Exercise description:
Among the entries, which lines carry the string "Developments"? Copy each of them.

Excerpted data:
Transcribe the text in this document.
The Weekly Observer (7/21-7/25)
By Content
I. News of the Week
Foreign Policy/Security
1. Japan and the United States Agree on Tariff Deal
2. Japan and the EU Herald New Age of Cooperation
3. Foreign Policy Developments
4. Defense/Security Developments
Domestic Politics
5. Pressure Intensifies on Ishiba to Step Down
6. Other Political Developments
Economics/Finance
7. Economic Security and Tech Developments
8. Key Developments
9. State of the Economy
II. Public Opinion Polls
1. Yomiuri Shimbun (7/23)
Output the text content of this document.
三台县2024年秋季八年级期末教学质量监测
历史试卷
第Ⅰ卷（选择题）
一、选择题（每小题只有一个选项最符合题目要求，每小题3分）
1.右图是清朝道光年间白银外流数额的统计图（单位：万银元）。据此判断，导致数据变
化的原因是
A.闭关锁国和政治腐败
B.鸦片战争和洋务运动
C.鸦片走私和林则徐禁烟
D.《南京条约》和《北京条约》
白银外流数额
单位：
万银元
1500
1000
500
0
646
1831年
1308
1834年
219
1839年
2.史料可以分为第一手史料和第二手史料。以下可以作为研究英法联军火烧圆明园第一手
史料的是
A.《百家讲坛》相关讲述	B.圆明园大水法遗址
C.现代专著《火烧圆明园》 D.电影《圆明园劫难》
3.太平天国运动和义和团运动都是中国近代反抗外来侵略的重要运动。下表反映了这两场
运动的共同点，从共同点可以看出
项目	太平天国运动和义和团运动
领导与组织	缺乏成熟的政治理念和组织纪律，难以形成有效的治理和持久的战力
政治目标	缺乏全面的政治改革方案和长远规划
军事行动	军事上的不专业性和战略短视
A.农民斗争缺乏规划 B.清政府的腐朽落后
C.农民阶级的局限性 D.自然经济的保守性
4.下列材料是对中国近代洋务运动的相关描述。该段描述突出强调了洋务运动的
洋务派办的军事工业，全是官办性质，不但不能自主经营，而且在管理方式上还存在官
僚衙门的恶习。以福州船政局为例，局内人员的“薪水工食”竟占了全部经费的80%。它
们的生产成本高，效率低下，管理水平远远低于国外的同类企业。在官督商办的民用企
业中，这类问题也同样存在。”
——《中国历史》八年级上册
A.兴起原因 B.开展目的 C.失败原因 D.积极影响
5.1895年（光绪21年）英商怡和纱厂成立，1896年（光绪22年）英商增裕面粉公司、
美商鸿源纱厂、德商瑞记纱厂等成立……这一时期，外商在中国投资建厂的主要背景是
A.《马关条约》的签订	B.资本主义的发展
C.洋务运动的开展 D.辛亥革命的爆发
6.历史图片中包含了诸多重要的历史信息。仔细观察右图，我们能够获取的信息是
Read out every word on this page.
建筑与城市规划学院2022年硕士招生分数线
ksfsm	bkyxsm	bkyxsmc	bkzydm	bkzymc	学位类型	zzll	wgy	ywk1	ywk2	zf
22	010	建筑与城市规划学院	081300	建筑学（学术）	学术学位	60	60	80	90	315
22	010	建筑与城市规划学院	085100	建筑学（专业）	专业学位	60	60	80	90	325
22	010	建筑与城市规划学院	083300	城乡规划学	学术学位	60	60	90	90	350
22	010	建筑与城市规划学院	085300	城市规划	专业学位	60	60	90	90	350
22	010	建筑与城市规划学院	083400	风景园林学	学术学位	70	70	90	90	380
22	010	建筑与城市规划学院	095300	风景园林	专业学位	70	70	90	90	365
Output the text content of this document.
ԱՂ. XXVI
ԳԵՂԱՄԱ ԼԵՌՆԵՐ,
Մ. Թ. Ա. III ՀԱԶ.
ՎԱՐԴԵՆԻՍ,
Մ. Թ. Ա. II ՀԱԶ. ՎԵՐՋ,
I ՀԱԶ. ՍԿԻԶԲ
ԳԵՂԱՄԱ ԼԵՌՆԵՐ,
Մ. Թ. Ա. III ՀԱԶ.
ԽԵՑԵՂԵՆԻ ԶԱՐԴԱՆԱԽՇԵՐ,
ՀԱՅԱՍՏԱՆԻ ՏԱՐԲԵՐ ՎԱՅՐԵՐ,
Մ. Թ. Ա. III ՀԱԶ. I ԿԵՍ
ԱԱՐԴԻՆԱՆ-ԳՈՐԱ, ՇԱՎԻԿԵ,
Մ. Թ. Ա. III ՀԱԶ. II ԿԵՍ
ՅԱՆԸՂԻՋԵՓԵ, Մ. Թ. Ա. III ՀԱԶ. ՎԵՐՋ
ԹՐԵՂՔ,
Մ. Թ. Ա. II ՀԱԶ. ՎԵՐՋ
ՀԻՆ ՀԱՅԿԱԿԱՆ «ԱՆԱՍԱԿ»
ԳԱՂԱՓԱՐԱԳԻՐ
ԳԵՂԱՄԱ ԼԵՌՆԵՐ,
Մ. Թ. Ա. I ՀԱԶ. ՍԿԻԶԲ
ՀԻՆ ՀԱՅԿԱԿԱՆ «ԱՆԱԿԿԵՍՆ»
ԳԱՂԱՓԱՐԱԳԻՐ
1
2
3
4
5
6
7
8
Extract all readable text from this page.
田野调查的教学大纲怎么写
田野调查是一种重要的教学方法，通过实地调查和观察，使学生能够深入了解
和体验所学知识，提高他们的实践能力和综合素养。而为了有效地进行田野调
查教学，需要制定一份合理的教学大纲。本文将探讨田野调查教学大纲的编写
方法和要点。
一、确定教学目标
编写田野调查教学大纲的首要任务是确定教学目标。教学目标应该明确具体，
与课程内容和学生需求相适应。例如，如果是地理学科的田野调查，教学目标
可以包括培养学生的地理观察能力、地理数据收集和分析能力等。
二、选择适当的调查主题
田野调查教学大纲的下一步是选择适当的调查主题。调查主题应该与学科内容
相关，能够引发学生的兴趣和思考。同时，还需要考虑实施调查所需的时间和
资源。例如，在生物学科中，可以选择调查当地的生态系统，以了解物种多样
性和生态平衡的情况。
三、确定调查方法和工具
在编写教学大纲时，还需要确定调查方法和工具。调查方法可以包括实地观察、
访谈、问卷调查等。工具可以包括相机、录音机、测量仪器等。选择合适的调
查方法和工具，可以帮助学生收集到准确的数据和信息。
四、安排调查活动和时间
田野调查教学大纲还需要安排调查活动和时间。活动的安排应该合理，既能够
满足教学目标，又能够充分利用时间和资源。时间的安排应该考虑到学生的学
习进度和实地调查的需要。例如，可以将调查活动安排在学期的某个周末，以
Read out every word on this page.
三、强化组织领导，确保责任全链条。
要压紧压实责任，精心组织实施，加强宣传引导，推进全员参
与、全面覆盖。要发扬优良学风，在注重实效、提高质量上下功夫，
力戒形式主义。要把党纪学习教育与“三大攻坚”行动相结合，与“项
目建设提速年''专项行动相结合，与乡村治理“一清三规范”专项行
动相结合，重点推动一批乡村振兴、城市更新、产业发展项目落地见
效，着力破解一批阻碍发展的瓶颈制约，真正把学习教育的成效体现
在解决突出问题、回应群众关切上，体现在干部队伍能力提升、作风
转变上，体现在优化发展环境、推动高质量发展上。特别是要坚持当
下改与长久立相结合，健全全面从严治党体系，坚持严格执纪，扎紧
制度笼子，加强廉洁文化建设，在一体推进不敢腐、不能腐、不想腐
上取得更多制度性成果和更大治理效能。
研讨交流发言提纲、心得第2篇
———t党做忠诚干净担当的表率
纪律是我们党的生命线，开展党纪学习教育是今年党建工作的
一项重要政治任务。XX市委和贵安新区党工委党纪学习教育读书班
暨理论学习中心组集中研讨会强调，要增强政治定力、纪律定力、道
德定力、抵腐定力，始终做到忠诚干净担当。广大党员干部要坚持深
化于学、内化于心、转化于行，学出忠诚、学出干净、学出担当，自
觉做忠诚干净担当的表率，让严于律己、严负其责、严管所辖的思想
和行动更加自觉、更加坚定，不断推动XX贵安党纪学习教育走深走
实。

Output below:
3. Foreign Policy Developments
4. Defense/Security Developments
6. Other Political Developments
7. Economic Security and Tech Developments
8. Key Developments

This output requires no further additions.